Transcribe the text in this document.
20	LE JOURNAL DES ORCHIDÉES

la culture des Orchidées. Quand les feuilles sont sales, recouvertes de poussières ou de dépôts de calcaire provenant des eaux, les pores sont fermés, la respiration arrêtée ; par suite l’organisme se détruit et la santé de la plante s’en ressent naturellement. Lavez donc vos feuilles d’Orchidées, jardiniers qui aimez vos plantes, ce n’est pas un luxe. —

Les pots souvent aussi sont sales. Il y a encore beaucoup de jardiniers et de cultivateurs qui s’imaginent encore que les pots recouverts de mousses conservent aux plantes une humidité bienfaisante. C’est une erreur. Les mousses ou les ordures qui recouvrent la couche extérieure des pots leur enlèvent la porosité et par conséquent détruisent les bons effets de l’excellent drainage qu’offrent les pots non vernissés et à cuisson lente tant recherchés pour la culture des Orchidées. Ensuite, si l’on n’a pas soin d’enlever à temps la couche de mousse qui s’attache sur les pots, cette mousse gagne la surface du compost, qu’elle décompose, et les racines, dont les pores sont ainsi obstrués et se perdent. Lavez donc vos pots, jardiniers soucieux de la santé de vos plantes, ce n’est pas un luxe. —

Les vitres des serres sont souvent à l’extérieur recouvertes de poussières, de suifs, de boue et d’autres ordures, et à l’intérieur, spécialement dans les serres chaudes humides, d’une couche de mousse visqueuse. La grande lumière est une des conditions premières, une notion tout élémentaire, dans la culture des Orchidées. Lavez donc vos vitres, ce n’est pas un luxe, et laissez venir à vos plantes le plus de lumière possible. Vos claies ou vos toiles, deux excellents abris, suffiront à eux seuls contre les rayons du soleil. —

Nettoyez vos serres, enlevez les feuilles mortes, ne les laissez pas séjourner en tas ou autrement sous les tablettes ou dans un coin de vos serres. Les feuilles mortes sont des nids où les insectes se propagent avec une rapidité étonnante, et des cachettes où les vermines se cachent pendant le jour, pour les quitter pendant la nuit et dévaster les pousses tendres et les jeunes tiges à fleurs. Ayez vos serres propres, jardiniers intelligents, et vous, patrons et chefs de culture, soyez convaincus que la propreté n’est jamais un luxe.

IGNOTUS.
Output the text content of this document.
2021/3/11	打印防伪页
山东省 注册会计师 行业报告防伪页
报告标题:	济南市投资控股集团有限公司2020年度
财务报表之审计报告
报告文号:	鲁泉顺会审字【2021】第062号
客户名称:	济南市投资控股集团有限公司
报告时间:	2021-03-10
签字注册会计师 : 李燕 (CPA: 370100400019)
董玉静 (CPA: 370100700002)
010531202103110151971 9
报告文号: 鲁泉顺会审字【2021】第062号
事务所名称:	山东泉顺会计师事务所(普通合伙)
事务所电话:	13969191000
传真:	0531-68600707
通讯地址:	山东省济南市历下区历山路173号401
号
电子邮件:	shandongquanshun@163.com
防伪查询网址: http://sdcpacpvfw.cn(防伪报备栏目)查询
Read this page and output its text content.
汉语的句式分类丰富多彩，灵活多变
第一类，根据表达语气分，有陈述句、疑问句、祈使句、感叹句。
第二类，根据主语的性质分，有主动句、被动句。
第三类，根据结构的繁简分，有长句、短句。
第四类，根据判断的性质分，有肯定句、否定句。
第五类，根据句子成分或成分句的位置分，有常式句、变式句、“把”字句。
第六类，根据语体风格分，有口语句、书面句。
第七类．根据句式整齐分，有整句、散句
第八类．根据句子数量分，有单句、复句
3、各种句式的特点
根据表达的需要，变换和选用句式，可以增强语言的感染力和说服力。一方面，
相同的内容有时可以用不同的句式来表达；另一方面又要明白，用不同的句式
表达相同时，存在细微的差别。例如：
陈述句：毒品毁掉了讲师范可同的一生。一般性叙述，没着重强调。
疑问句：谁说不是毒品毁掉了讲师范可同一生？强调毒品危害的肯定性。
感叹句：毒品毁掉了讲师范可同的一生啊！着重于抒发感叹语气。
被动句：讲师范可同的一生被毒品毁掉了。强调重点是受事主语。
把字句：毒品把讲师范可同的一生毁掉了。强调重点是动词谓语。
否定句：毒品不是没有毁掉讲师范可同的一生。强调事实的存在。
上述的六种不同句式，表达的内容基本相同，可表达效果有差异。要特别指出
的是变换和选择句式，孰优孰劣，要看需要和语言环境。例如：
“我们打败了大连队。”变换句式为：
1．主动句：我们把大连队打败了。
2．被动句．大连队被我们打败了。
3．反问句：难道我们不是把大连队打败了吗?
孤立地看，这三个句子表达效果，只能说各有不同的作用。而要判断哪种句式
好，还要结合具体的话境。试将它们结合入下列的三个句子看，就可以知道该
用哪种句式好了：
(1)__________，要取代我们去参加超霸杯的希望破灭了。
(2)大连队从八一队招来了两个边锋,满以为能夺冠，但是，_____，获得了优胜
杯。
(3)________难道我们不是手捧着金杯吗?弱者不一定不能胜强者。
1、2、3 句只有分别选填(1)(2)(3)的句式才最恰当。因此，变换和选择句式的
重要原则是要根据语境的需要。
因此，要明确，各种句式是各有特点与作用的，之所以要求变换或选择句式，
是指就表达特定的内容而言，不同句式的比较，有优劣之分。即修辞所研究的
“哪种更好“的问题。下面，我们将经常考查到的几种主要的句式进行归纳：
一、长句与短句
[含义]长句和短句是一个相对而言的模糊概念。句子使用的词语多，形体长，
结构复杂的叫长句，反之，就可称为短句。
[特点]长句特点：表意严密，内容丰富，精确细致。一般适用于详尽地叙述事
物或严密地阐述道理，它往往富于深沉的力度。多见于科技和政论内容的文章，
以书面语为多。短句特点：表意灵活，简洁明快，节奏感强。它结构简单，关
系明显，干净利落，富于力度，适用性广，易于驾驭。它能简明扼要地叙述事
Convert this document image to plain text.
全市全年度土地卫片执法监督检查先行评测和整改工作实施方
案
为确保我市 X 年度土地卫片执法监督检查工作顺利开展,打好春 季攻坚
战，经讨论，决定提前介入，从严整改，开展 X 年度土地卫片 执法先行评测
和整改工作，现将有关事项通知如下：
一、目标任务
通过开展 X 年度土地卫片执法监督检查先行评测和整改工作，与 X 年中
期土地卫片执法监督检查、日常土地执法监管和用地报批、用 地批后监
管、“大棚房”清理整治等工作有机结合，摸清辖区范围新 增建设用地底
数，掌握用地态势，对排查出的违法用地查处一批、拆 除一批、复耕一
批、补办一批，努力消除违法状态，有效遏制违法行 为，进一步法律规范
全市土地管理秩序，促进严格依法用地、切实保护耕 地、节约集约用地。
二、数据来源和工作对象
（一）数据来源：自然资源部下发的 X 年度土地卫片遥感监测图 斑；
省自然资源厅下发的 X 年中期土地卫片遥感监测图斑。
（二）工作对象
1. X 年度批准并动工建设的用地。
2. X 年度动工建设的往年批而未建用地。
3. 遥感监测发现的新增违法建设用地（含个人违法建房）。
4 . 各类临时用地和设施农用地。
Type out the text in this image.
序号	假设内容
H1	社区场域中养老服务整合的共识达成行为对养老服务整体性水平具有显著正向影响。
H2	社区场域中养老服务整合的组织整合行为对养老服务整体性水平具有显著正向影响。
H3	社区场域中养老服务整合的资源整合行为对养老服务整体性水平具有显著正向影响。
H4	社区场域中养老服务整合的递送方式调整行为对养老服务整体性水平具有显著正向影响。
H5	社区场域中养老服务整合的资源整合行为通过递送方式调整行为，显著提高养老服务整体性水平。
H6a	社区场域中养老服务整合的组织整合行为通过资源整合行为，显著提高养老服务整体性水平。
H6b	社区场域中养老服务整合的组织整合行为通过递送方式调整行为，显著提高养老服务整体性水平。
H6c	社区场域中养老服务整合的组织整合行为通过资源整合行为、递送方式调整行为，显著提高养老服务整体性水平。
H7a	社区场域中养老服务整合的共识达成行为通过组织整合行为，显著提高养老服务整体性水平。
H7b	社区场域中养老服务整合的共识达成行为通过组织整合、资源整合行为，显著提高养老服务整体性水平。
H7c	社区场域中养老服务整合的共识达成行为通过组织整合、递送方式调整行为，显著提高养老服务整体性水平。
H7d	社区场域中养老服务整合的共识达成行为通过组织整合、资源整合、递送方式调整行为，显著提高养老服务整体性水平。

● ● ●

◆ **Directions for this task**: Send back exactly the lines from the line with "Type out the text in this image." through the end of the records.

◆ **Exercise answer**:
Type out the text in this image.
序号	假设内容
H1	社区场域中养老服务整合的共识达成行为对养老服务整体性水平具有显著正向影响。
H2	社区场域中养老服务整合的组织整合行为对养老服务整体性水平具有显著正向影响。
H3	社区场域中养老服务整合的资源整合行为对养老服务整体性水平具有显著正向影响。
H4	社区场域中养老服务整合的递送方式调整行为对养老服务整体性水平具有显著正向影响。
H5	社区场域中养老服务整合的资源整合行为通过递送方式调整行为，显著提高养老服务整体性水平。
H6a	社区场域中养老服务整合的组织整合行为通过资源整合行为，显著提高养老服务整体性水平。
H6b	社区场域中养老服务整合的组织整合行为通过递送方式调整行为，显著提高养老服务整体性水平。
H6c	社区场域中养老服务整合的组织整合行为通过资源整合行为、递送方式调整行为，显著提高养老服务整体性水平。
H7a	社区场域中养老服务整合的共识达成行为通过组织整合行为，显著提高养老服务整体性水平。
H7b	社区场域中养老服务整合的共识达成行为通过组织整合、资源整合行为，显著提高养老服务整体性水平。
H7c	社区场域中养老服务整合的共识达成行为通过组织整合、递送方式调整行为，显著提高养老服务整体性水平。
H7d	社区场域中养老服务整合的共识达成行为通过组织整合、资源整合、递送方式调整行为，显著提高养老服务整体性水平。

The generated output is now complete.